- _Short task_
Every line with the string "Canada" should be gathered.

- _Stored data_

################

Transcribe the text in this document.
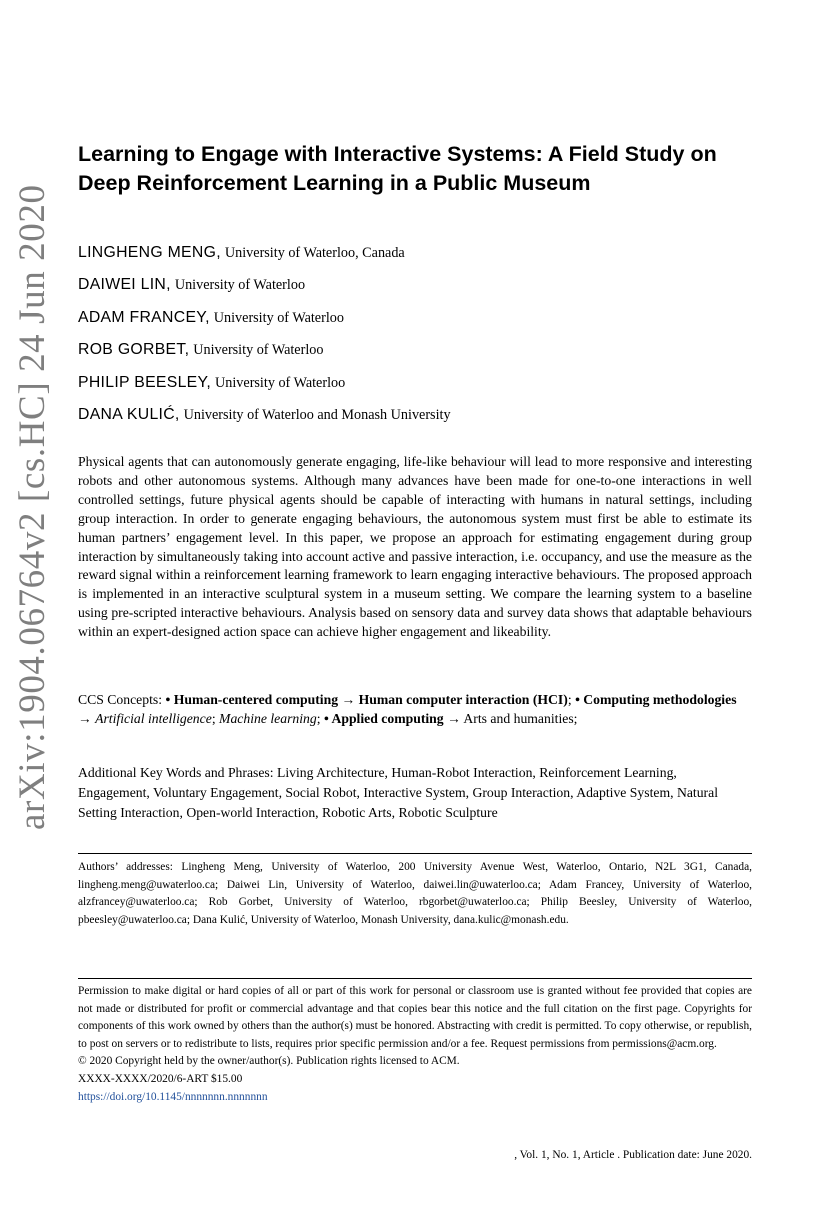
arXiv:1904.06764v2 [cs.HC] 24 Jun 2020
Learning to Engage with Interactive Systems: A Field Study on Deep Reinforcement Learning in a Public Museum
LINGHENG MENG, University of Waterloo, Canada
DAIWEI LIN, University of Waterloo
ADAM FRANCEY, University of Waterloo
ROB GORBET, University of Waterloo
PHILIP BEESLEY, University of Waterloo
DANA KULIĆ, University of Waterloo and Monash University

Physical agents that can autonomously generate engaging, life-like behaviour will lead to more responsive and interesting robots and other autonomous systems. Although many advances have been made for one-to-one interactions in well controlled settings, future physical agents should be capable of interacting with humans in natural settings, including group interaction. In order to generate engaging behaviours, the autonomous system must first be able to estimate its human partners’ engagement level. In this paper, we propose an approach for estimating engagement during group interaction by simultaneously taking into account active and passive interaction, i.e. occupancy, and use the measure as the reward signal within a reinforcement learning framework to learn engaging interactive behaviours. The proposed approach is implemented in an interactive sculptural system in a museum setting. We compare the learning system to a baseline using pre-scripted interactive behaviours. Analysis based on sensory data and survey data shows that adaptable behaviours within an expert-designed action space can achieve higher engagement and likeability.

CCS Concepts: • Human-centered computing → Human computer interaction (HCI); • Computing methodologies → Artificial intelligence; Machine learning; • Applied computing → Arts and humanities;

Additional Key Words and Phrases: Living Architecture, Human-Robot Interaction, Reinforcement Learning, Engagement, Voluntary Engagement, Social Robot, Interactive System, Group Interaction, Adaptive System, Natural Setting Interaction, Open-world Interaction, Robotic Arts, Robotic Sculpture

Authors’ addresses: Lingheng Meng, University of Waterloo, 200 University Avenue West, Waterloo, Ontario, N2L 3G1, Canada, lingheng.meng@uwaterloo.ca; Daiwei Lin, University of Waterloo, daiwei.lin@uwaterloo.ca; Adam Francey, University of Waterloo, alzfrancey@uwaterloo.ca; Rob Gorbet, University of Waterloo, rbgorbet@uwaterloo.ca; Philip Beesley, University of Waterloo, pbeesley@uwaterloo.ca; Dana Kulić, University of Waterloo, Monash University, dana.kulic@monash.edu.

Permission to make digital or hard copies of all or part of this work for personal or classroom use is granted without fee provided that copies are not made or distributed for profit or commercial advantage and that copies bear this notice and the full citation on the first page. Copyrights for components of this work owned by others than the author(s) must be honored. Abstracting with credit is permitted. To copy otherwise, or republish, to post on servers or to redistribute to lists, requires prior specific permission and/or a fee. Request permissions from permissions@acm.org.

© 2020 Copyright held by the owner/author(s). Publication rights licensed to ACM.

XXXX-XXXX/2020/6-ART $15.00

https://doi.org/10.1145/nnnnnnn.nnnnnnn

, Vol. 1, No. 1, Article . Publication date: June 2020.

################

- _Exercise result_
LINGHENG MENG, University of Waterloo, Canada
Authors’ addresses: Lingheng Meng, University of Waterloo, 200 University Avenue West, Waterloo, Ontario, N2L 3G1, Canada, lingheng.meng@uwaterloo.ca; Daiwei Lin, University of Waterloo, daiwei.lin@uwaterloo.ca; Adam Francey, University of Waterloo, alzfrancey@uwaterloo.ca; Rob Gorbet, University of Waterloo, rbgorbet@uwaterloo.ca; Philip Beesley, University of Waterloo, pbeesley@uwaterloo.ca; Dana Kulić, University of Waterloo, Monash University, dana.kulic@monash.edu.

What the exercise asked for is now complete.